___ Supplied material ___

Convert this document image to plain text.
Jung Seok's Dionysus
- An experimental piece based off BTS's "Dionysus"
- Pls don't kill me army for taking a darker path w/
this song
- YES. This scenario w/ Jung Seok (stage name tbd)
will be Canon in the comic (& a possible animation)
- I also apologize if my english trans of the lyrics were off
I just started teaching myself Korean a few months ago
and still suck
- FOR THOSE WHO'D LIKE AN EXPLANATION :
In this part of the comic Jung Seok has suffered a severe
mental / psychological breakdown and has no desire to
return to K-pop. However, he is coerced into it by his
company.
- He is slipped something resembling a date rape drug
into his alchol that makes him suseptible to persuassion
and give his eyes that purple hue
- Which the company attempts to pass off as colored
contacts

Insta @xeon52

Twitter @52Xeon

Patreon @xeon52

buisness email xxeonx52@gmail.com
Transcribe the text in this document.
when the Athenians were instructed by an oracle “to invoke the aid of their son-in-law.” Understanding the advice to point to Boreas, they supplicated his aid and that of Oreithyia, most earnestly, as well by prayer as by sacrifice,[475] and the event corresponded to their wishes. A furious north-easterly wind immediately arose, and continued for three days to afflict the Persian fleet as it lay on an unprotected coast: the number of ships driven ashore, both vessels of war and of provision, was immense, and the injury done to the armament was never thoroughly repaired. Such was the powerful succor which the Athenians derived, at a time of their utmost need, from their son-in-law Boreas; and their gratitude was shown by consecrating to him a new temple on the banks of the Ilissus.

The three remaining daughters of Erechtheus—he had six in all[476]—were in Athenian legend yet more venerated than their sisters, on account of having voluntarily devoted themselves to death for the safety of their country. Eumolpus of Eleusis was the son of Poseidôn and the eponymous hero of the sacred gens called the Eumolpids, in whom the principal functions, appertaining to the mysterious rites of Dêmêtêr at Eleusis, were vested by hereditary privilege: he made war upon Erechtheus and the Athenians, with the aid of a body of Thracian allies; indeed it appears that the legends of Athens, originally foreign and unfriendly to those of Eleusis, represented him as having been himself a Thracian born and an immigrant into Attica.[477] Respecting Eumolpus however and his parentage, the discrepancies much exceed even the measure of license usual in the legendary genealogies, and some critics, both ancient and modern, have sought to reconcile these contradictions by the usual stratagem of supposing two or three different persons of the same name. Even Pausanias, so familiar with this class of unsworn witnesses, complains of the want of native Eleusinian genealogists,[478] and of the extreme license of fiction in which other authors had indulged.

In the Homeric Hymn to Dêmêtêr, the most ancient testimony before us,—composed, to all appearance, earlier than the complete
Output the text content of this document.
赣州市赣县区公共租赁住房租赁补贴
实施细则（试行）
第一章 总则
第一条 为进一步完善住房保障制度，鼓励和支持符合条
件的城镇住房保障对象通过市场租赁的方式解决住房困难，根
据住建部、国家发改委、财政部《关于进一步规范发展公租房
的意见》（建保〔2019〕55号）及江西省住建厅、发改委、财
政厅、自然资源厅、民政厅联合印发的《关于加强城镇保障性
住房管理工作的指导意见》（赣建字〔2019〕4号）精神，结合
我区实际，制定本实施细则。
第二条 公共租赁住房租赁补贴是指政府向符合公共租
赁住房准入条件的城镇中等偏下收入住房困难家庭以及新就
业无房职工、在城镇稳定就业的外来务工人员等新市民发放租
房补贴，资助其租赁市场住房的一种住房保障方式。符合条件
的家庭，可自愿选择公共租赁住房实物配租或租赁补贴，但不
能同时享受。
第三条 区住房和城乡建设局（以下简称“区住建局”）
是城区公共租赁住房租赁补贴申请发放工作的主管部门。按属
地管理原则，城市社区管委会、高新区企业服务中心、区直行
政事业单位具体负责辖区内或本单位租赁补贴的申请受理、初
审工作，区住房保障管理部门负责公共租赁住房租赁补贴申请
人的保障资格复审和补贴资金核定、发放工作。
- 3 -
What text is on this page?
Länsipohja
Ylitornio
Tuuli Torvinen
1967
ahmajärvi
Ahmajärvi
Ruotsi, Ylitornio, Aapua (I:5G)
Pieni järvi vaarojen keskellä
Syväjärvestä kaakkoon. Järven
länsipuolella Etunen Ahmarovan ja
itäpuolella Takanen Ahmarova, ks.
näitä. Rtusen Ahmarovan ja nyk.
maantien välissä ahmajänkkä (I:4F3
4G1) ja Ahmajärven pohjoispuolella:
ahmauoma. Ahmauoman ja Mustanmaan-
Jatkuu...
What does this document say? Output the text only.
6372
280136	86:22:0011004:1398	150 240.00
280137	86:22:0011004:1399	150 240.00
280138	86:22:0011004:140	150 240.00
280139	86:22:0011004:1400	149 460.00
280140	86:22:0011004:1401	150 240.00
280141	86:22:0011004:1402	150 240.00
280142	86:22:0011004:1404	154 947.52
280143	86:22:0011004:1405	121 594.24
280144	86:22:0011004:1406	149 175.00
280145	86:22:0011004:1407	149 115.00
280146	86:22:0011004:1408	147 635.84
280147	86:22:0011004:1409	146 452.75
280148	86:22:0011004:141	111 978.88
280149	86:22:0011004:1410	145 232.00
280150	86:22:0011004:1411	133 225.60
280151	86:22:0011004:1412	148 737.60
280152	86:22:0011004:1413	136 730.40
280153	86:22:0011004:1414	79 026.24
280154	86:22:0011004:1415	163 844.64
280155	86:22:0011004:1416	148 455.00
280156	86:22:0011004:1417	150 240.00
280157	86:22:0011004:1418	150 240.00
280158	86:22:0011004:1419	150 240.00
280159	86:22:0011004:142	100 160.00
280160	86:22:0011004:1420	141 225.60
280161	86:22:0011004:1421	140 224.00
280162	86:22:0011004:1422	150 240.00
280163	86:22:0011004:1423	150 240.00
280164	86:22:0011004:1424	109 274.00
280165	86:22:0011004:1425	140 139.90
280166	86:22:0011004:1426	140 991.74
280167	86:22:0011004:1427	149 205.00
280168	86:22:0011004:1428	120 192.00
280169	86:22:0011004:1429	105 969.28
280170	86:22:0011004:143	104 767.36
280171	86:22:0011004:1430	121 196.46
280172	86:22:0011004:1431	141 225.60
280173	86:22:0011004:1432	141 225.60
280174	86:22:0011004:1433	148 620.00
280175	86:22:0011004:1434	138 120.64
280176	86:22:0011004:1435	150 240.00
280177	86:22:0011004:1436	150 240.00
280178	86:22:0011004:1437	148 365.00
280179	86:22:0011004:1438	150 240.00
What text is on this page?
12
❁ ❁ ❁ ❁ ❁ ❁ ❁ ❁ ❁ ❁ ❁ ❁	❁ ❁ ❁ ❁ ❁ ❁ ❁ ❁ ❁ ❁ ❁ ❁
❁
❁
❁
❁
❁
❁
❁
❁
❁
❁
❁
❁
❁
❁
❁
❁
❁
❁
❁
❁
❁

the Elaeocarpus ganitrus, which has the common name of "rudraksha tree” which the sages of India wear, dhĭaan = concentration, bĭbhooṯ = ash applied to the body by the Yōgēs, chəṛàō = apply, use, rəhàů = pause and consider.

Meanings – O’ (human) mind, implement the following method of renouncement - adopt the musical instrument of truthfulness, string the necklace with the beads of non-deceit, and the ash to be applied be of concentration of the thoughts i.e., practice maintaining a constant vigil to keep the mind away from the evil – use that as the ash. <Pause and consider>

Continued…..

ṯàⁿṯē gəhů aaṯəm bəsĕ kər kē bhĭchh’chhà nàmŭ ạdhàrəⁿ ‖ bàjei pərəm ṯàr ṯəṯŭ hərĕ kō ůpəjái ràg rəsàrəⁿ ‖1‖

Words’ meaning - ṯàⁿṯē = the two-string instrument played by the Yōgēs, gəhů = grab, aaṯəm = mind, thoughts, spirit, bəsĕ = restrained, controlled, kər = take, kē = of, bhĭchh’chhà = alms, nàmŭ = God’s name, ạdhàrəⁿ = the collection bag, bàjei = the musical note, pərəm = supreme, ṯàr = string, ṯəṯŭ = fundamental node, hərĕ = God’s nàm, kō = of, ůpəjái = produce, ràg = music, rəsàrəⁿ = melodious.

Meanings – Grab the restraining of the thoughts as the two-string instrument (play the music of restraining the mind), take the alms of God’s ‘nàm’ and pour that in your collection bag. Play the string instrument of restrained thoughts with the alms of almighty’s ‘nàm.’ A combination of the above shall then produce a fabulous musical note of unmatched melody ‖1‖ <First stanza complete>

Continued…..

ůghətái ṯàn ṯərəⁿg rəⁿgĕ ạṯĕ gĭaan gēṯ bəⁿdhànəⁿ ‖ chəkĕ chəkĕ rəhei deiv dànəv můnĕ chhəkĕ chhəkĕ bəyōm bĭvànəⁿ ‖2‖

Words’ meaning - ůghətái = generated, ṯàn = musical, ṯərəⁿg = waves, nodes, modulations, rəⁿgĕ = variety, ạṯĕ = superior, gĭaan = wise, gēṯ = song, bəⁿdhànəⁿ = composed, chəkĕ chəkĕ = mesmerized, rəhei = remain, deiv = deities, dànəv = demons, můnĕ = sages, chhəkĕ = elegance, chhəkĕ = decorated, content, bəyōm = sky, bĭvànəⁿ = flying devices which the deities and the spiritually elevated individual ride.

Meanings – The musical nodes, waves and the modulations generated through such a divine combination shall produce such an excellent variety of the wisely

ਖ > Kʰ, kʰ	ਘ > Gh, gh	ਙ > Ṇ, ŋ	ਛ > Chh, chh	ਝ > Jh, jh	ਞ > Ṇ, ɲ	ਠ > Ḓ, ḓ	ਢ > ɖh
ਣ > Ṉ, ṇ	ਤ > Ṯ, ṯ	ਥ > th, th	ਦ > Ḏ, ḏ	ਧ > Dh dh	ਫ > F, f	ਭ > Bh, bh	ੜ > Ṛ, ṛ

___

**Set problem**. From the listing above, copy every line that holds the string "Ahmarovan".

**Complete answer**.
länsipuolella Etunen Ahmarovan ja
näitä. Rtusen Ahmarovan ja nyk.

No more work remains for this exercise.